**DIRECTIONS FOR THIS TASK**.
Copy every line of the data exactly, leaving nothing out.

[A run of records]
---+---
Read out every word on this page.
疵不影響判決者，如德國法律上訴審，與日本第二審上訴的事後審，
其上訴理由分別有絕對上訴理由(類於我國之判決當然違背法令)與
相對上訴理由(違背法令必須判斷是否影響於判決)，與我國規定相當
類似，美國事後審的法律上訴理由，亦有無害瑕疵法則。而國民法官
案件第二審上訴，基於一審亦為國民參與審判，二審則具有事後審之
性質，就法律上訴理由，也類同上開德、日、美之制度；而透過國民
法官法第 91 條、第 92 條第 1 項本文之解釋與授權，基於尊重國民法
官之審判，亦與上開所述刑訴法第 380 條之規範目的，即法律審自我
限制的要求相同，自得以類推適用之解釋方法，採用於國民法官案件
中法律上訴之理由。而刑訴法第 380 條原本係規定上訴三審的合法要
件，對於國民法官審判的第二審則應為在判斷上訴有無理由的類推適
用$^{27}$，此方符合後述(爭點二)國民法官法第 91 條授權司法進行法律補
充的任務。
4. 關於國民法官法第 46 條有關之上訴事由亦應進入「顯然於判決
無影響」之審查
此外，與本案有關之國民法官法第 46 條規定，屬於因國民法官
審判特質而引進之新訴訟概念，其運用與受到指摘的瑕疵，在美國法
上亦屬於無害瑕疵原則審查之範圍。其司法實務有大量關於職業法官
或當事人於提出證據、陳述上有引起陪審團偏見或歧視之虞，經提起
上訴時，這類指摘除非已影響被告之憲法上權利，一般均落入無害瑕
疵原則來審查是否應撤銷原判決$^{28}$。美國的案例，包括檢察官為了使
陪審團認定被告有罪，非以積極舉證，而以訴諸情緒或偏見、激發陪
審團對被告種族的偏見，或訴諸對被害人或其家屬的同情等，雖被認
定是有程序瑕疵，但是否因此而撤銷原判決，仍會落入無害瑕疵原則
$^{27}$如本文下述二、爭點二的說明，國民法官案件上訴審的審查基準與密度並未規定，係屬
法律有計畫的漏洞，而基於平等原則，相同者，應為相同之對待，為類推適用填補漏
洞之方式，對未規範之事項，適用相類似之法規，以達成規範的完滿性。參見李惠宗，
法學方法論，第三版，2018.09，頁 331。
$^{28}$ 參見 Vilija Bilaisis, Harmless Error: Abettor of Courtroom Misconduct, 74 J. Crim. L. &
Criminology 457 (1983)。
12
---+---
**EXERCISE OUTPUT**.
Read out every word on this page.
疵不影響判決者，如德國法律上訴審，與日本第二審上訴的事後審，
其上訴理由分別有絕對上訴理由(類於我國之判決當然違背法令)與
相對上訴理由(違背法令必須判斷是否影響於判決)，與我國規定相當
類似，美國事後審的法律上訴理由，亦有無害瑕疵法則。而國民法官
案件第二審上訴，基於一審亦為國民參與審判，二審則具有事後審之
性質，就法律上訴理由，也類同上開德、日、美之制度；而透過國民
法官法第 91 條、第 92 條第 1 項本文之解釋與授權，基於尊重國民法
官之審判，亦與上開所述刑訴法第 380 條之規範目的，即法律審自我
限制的要求相同，自得以類推適用之解釋方法，採用於國民法官案件
中法律上訴之理由。而刑訴法第 380 條原本係規定上訴三審的合法要
件，對於國民法官審判的第二審則應為在判斷上訴有無理由的類推適
用$^{27}$，此方符合後述(爭點二)國民法官法第 91 條授權司法進行法律補
充的任務。
4. 關於國民法官法第 46 條有關之上訴事由亦應進入「顯然於判決
無影響」之審查
此外，與本案有關之國民法官法第 46 條規定，屬於因國民法官
審判特質而引進之新訴訟概念，其運用與受到指摘的瑕疵，在美國法
上亦屬於無害瑕疵原則審查之範圍。其司法實務有大量關於職業法官
或當事人於提出證據、陳述上有引起陪審團偏見或歧視之虞，經提起
上訴時，這類指摘除非已影響被告之憲法上權利，一般均落入無害瑕
疵原則來審查是否應撤銷原判決$^{28}$。美國的案例，包括檢察官為了使
陪審團認定被告有罪，非以積極舉證，而以訴諸情緒或偏見、激發陪
審團對被告種族的偏見，或訴諸對被害人或其家屬的同情等，雖被認
定是有程序瑕疵，但是否因此而撤銷原判決，仍會落入無害瑕疵原則
$^{27}$如本文下述二、爭點二的說明，國民法官案件上訴審的審查基準與密度並未規定，係屬
法律有計畫的漏洞，而基於平等原則，相同者，應為相同之對待，為類推適用填補漏
洞之方式，對未規範之事項，適用相類似之法規，以達成規範的完滿性。參見李惠宗，
法學方法論，第三版，2018.09，頁 331。
$^{28}$ 參見 Vilija Bilaisis, Harmless Error: Abettor of Courtroom Misconduct, 74 J. Crim. L. &
Criminology 457 (1983)。
12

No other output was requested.